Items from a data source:
%%

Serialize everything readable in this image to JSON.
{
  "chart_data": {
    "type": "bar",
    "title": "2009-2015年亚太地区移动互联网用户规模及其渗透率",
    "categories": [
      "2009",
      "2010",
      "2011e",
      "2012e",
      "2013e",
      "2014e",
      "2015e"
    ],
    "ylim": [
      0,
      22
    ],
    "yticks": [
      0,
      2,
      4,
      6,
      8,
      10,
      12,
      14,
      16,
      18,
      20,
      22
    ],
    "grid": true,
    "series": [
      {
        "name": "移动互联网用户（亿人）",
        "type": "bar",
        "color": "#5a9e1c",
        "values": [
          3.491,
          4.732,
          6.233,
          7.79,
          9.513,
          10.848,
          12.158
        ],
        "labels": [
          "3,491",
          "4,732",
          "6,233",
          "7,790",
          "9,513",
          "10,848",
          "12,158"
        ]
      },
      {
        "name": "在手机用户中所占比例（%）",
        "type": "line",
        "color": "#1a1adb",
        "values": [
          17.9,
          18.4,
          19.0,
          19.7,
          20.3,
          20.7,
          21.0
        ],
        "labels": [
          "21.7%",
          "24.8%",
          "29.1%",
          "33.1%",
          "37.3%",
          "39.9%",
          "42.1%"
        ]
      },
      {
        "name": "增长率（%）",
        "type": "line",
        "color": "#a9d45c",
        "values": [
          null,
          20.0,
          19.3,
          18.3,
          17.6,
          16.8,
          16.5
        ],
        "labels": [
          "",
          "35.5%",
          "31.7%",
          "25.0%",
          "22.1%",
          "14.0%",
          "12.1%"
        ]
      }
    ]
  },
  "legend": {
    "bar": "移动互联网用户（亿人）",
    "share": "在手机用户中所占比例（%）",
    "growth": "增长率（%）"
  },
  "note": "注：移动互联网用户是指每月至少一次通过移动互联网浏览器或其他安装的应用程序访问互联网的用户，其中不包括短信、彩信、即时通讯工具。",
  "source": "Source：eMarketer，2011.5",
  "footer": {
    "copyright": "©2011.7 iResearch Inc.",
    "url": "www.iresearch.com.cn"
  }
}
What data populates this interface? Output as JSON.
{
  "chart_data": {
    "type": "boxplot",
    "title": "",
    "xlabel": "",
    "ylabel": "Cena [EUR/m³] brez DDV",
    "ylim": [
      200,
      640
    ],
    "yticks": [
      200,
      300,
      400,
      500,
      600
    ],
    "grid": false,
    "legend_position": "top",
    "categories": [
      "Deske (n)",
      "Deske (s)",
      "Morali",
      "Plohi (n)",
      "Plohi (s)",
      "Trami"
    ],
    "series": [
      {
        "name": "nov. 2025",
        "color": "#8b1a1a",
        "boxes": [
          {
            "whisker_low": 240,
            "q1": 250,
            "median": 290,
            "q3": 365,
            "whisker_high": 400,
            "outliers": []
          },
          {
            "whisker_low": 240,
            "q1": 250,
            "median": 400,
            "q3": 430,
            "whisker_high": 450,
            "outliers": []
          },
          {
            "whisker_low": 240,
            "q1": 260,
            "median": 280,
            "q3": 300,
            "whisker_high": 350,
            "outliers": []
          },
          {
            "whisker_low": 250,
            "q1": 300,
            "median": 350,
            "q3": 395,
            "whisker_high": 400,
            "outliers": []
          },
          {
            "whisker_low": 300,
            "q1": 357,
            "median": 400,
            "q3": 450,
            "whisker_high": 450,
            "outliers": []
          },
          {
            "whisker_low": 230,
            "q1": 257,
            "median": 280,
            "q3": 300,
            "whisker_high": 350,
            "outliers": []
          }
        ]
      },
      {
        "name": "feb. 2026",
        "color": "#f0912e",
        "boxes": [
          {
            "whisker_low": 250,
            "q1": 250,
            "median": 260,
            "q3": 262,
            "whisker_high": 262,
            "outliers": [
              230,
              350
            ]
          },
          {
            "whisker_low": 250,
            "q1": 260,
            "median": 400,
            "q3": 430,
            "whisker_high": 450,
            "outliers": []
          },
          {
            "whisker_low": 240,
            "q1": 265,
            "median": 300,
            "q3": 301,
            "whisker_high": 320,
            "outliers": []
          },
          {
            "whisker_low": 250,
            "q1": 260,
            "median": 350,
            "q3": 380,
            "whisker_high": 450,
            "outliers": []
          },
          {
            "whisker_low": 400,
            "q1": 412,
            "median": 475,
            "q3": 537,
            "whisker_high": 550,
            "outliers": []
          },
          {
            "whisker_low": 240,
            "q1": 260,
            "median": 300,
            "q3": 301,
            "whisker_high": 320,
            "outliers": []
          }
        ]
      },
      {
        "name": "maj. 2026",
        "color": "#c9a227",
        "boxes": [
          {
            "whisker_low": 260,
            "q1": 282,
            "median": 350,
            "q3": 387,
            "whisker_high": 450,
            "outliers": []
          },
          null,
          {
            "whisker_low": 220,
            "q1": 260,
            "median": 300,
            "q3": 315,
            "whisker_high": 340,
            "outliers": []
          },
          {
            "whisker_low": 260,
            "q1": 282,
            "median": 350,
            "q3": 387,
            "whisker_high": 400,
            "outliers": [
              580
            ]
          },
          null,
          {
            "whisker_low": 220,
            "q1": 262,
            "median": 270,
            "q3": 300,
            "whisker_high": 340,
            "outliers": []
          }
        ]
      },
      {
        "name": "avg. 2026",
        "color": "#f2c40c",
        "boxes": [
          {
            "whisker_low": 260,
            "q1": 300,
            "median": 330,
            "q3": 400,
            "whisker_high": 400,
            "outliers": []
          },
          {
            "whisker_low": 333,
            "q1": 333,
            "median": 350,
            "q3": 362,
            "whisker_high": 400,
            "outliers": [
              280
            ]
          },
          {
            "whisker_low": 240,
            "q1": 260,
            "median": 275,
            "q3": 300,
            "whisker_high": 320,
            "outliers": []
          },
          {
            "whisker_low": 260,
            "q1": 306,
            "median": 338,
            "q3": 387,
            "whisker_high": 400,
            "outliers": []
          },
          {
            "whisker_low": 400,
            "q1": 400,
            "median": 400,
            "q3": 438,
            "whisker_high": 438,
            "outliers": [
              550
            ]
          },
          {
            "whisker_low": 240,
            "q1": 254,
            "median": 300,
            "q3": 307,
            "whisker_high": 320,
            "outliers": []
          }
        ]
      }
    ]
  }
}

%%

● **Written instruction**
Print all the data exactly.

● **Exercise solution**
Serialize everything readable in this image to JSON.
{
  "chart_data": {
    "type": "bar",
    "title": "2009-2015年亚太地区移动互联网用户规模及其渗透率",
    "categories": [
      "2009",
      "2010",
      "2011e",
      "2012e",
      "2013e",
      "2014e",
      "2015e"
    ],
    "ylim": [
      0,
      22
    ],
    "yticks": [
      0,
      2,
      4,
      6,
      8,
      10,
      12,
      14,
      16,
      18,
      20,
      22
    ],
    "grid": true,
    "series": [
      {
        "name": "移动互联网用户（亿人）",
        "type": "bar",
        "color": "#5a9e1c",
        "values": [
          3.491,
          4.732,
          6.233,
          7.79,
          9.513,
          10.848,
          12.158
        ],
        "labels": [
          "3,491",
          "4,732",
          "6,233",
          "7,790",
          "9,513",
          "10,848",
          "12,158"
        ]
      },
      {
        "name": "在手机用户中所占比例（%）",
        "type": "line",
        "color": "#1a1adb",
        "values": [
          17.9,
          18.4,
          19.0,
          19.7,
          20.3,
          20.7,
          21.0
        ],
        "labels": [
          "21.7%",
          "24.8%",
          "29.1%",
          "33.1%",
          "37.3%",
          "39.9%",
          "42.1%"
        ]
      },
      {
        "name": "增长率（%）",
        "type": "line",
        "color": "#a9d45c",
        "values": [
          null,
          20.0,
          19.3,
          18.3,
          17.6,
          16.8,
          16.5
        ],
        "labels": [
          "",
          "35.5%",
          "31.7%",
          "25.0%",
          "22.1%",
          "14.0%",
          "12.1%"
        ]
      }
    ]
  },
  "legend": {
    "bar": "移动互联网用户（亿人）",
    "share": "在手机用户中所占比例（%）",
    "growth": "增长率（%）"
  },
  "note": "注：移动互联网用户是指每月至少一次通过移动互联网浏览器或其他安装的应用程序访问互联网的用户，其中不包括短信、彩信、即时通讯工具。",
  "source": "Source：eMarketer，2011.5",
  "footer": {
    "copyright": "©2011.7 iResearch Inc.",
    "url": "www.iresearch.com.cn"
  }
}
What data populates this interface? Output as JSON.
{
  "chart_data": {
    "type": "boxplot",
    "title": "",
    "xlabel": "",
    "ylabel": "Cena [EUR/m³] brez DDV",
    "ylim": [
      200,
      640
    ],
    "yticks": [
      200,
      300,
      400,
      500,
      600
    ],
    "grid": false,
    "legend_position": "top",
    "categories": [
      "Deske (n)",
      "Deske (s)",
      "Morali",
      "Plohi (n)",
      "Plohi (s)",
      "Trami"
    ],
    "series": [
      {
        "name": "nov. 2025",
        "color": "#8b1a1a",
        "boxes": [
          {
            "whisker_low": 240,
            "q1": 250,
            "median": 290,
            "q3": 365,
            "whisker_high": 400,
            "outliers": []
          },
          {
            "whisker_low": 240,
            "q1": 250,
            "median": 400,
            "q3": 430,
            "whisker_high": 450,
            "outliers": []
          },
          {
            "whisker_low": 240,
            "q1": 260,
            "median": 280,
            "q3": 300,
            "whisker_high": 350,
            "outliers": []
          },
          {
            "whisker_low": 250,
            "q1": 300,
            "median": 350,
            "q3": 395,
            "whisker_high": 400,
            "outliers": []
          },
          {
            "whisker_low": 300,
            "q1": 357,
            "median": 400,
            "q3": 450,
            "whisker_high": 450,
            "outliers": []
          },
          {
            "whisker_low": 230,
            "q1": 257,
            "median": 280,
            "q3": 300,
            "whisker_high": 350,
            "outliers": []
          }
        ]
      },
      {
        "name": "feb. 2026",
        "color": "#f0912e",
        "boxes": [
          {
            "whisker_low": 250,
            "q1": 250,
            "median": 260,
            "q3": 262,
            "whisker_high": 262,
            "outliers": [
              230,
              350
            ]
          },
          {
            "whisker_low": 250,
            "q1": 260,
            "median": 400,
            "q3": 430,
            "whisker_high": 450,
            "outliers": []
          },
          {
            "whisker_low": 240,
            "q1": 265,
            "median": 300,
            "q3": 301,
            "whisker_high": 320,
            "outliers": []
          },
          {
            "whisker_low": 250,
            "q1": 260,
            "median": 350,
            "q3": 380,
            "whisker_high": 450,
            "outliers": []
          },
          {
            "whisker_low": 400,
            "q1": 412,
            "median": 475,
            "q3": 537,
            "whisker_high": 550,
            "outliers": []
          },
          {
            "whisker_low": 240,
            "q1": 260,
            "median": 300,
            "q3": 301,
            "whisker_high": 320,
            "outliers": []
          }
        ]
      },
      {
        "name": "maj. 2026",
        "color": "#c9a227",
        "boxes": [
          {
            "whisker_low": 260,
            "q1": 282,
            "median": 350,
            "q3": 387,
            "whisker_high": 450,
            "outliers": []
          },
          null,
          {
            "whisker_low": 220,
            "q1": 260,
            "median": 300,
            "q3": 315,
            "whisker_high": 340,
            "outliers": []
          },
          {
            "whisker_low": 260,
            "q1": 282,
            "median": 350,
            "q3": 387,
            "whisker_high": 400,
            "outliers": [
              580
            ]
          },
          null,
          {
            "whisker_low": 220,
            "q1": 262,
            "median": 270,
            "q3": 300,
            "whisker_high": 340,
            "outliers": []
          }
        ]
      },
      {
        "name": "avg. 2026",
        "color": "#f2c40c",
        "boxes": [
          {
            "whisker_low": 260,
            "q1": 300,
            "median": 330,
            "q3": 400,
            "whisker_high": 400,
            "outliers": []
          },
          {
            "whisker_low": 333,
            "q1": 333,
            "median": 350,
            "q3": 362,
            "whisker_high": 400,
            "outliers": [
              280
            ]
          },
          {
            "whisker_low": 240,
            "q1": 260,
            "median": 275,
            "q3": 300,
            "whisker_high": 320,
            "outliers": []
          },
          {
            "whisker_low": 260,
            "q1": 306,
            "median": 338,
            "q3": 387,
            "whisker_high": 400,
            "outliers": []
          },
          {
            "whisker_low": 400,
            "q1": 400,
            "median": 400,
            "q3": 438,
            "whisker_high": 438,
            "outliers": [
              550
            ]
          },
          {
            "whisker_low": 240,
            "q1": 254,
            "median": 300,
            "q3": 307,
            "whisker_high": 320,
            "outliers": []
          }
        ]
      }
    ]
  }
}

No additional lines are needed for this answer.